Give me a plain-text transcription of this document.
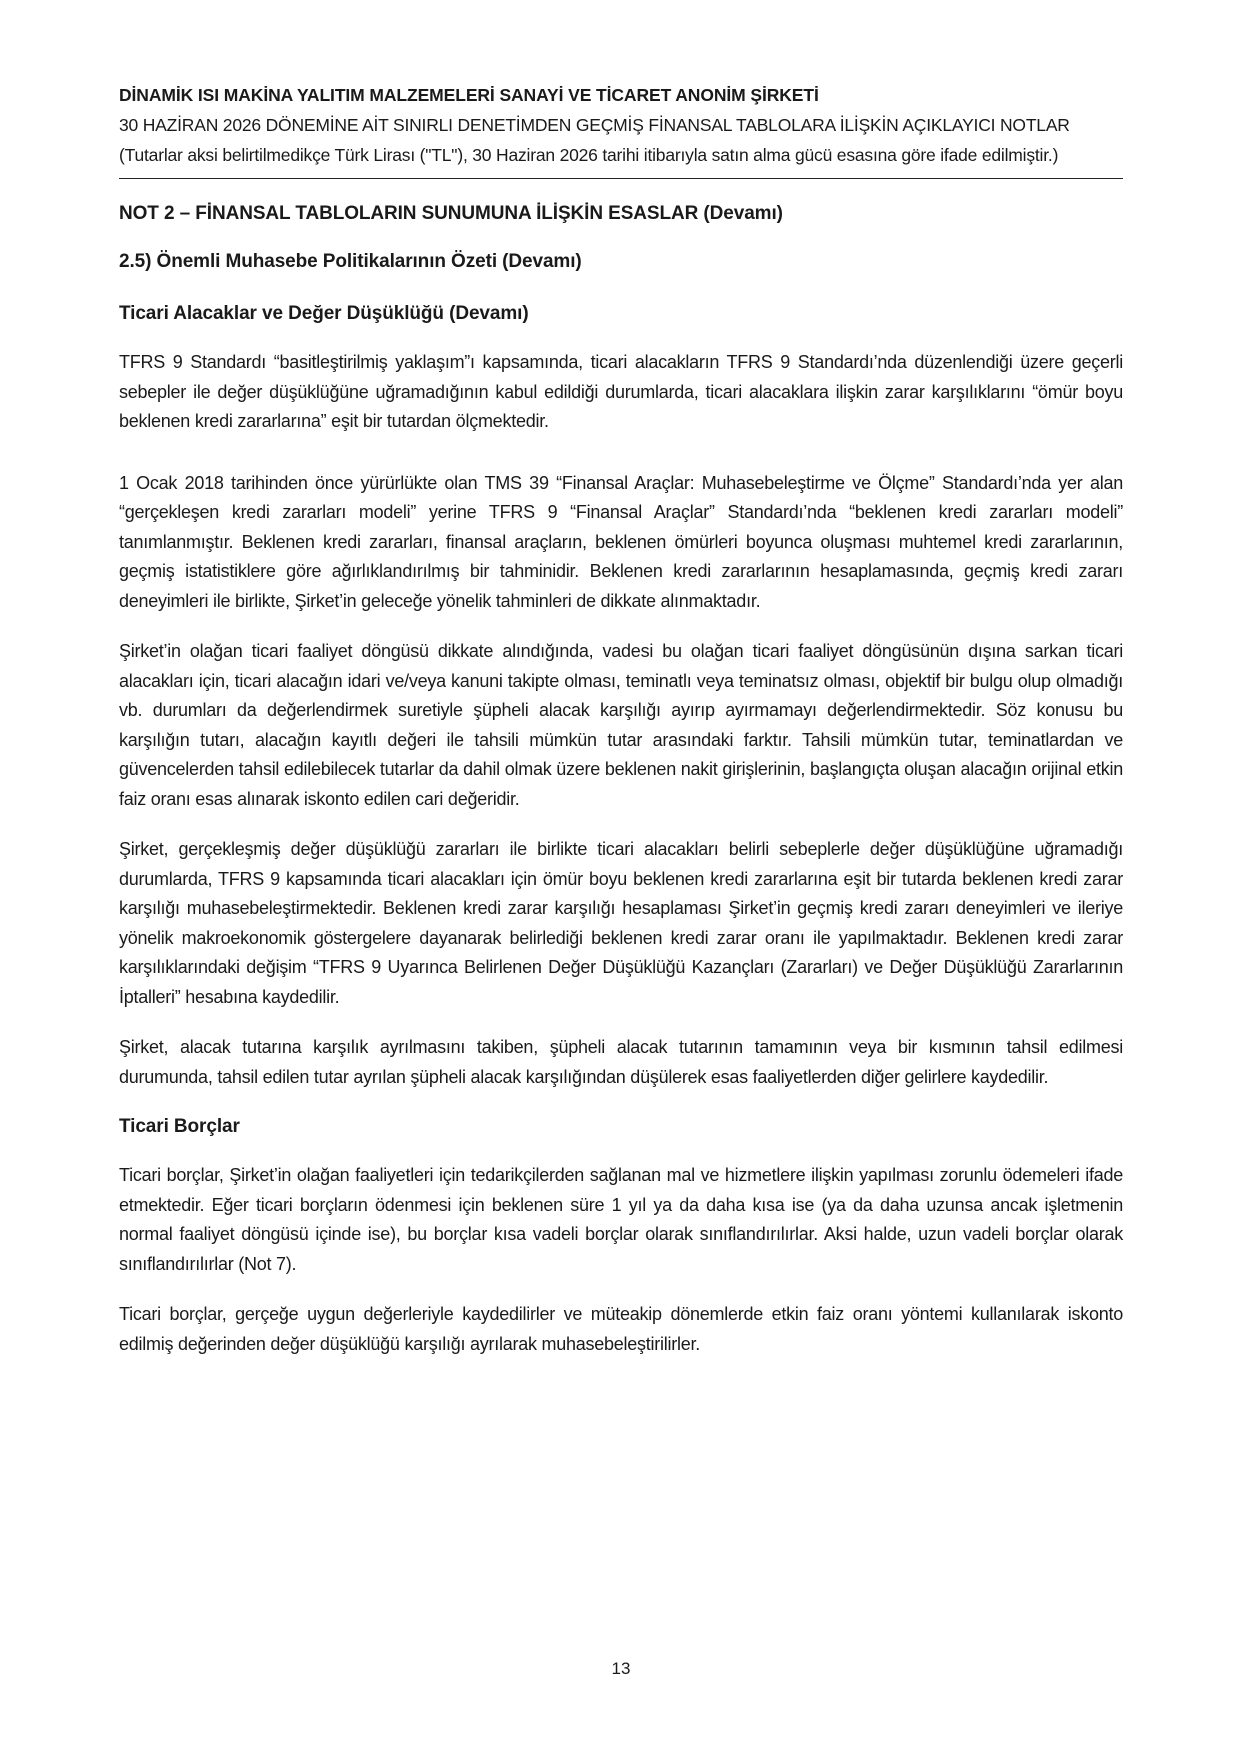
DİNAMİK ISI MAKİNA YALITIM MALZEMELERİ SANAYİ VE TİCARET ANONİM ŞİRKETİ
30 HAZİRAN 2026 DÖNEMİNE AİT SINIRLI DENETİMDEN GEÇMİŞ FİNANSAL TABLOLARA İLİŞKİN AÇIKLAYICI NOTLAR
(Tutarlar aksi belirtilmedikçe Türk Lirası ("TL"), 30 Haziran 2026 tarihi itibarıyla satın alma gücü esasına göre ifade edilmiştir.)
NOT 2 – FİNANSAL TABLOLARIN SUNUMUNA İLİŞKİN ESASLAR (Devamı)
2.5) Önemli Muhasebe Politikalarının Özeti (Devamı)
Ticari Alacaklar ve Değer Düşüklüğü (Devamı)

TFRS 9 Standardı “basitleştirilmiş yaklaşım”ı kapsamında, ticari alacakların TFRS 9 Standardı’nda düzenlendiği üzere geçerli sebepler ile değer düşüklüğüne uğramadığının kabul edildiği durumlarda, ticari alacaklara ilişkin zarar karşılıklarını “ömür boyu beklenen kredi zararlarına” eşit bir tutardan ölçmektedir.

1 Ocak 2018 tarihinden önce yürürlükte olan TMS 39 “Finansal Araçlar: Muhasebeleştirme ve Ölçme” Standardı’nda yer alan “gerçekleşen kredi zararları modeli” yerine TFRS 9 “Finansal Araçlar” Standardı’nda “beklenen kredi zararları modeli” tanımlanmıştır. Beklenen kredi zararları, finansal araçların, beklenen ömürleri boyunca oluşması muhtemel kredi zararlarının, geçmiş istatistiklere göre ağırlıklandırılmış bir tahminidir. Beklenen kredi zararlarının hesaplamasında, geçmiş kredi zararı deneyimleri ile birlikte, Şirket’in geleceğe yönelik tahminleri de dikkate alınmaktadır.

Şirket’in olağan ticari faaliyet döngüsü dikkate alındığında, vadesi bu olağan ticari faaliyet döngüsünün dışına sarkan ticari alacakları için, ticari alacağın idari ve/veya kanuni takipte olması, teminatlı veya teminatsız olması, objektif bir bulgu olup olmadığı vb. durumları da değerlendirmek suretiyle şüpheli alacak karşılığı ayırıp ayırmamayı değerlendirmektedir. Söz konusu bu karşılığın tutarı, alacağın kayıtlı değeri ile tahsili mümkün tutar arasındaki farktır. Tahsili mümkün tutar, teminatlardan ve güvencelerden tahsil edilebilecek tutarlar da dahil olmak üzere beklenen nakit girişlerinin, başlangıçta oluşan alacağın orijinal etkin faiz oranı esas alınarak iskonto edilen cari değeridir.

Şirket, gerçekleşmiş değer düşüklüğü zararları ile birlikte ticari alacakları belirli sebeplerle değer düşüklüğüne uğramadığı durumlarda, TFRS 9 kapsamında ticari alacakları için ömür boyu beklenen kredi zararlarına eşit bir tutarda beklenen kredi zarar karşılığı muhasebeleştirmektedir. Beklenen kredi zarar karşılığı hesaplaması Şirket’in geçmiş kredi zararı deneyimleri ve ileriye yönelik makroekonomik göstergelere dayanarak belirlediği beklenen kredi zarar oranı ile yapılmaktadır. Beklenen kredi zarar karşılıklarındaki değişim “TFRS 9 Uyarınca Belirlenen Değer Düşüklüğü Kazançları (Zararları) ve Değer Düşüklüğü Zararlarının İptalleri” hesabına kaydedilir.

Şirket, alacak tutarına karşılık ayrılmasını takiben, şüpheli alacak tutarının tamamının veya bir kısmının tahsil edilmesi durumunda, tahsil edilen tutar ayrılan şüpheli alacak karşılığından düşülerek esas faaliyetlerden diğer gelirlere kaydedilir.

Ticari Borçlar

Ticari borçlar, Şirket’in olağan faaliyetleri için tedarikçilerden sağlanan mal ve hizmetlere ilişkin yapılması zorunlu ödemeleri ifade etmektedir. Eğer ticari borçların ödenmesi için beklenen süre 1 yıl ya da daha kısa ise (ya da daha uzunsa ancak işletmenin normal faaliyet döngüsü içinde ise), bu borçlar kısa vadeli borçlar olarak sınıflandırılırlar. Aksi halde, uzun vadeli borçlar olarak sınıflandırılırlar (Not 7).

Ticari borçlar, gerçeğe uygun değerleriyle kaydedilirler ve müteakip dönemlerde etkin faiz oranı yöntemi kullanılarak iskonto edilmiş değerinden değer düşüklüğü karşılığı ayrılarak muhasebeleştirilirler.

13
---
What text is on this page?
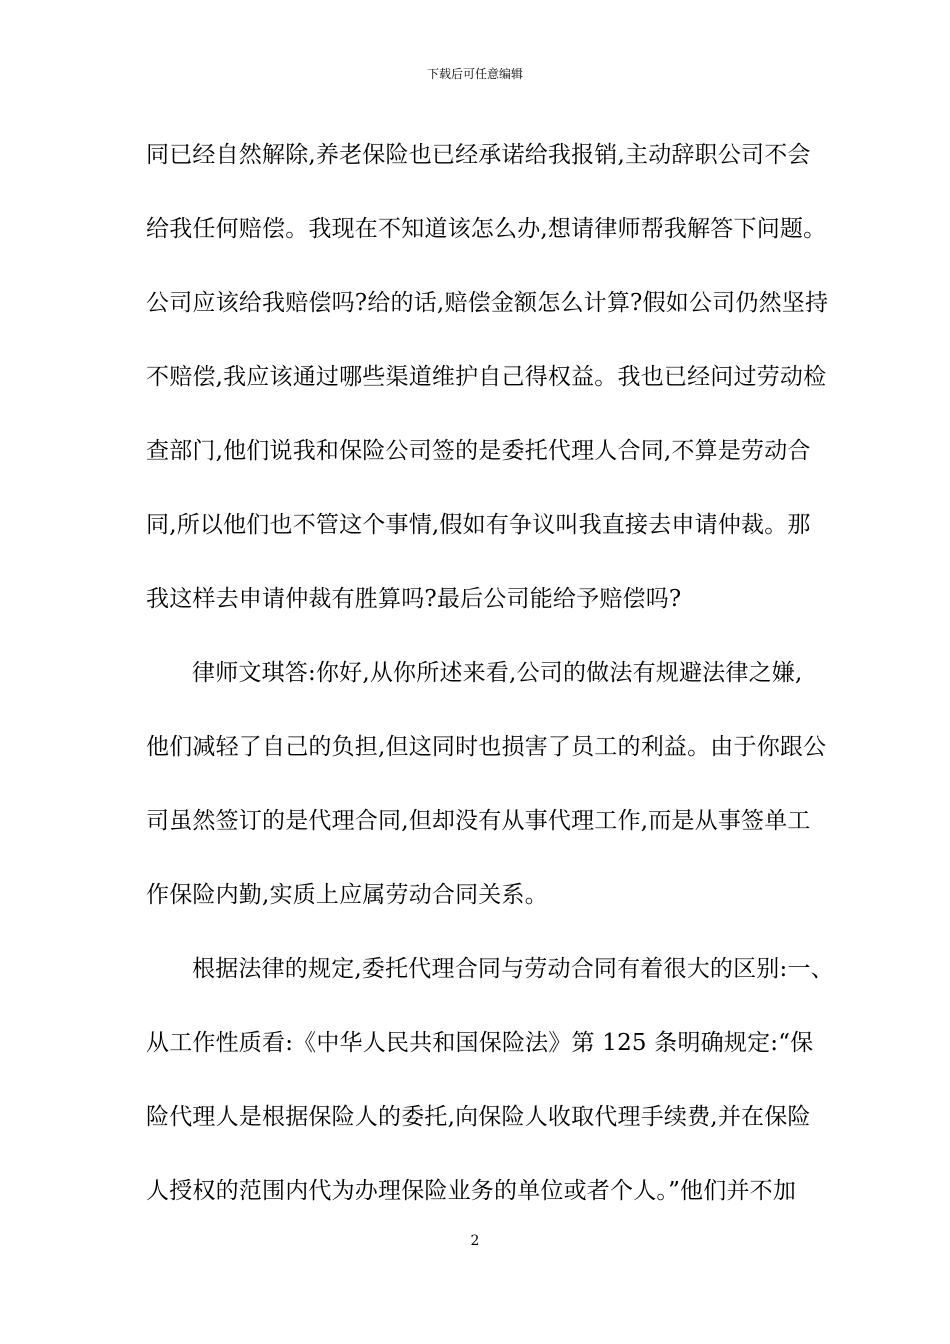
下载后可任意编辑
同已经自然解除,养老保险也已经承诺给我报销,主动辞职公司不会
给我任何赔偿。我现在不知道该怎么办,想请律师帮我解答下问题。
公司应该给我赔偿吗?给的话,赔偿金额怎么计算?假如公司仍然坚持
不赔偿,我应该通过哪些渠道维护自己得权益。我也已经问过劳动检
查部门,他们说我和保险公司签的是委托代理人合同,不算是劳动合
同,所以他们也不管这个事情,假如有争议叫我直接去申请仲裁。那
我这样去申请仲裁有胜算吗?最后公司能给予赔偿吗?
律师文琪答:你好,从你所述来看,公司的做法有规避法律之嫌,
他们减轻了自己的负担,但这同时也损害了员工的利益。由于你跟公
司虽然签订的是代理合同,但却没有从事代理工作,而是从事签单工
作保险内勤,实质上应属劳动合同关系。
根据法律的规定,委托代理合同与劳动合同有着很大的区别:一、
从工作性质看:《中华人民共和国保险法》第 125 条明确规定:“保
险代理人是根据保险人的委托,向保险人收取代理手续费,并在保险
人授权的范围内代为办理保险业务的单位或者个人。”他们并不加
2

• What to work on
List each line of the entries that holds the string "FİNANSAL".

• Final result
30 HAZİRAN 2026 DÖNEMİNE AİT SINIRLI DENETİMDEN GEÇMİŞ FİNANSAL TABLOLARA İLİŞKİN AÇIKLAYICI NOTLAR
NOT 2 – FİNANSAL TABLOLARIN SUNUMUNA İLİŞKİN ESASLAR (Devamı)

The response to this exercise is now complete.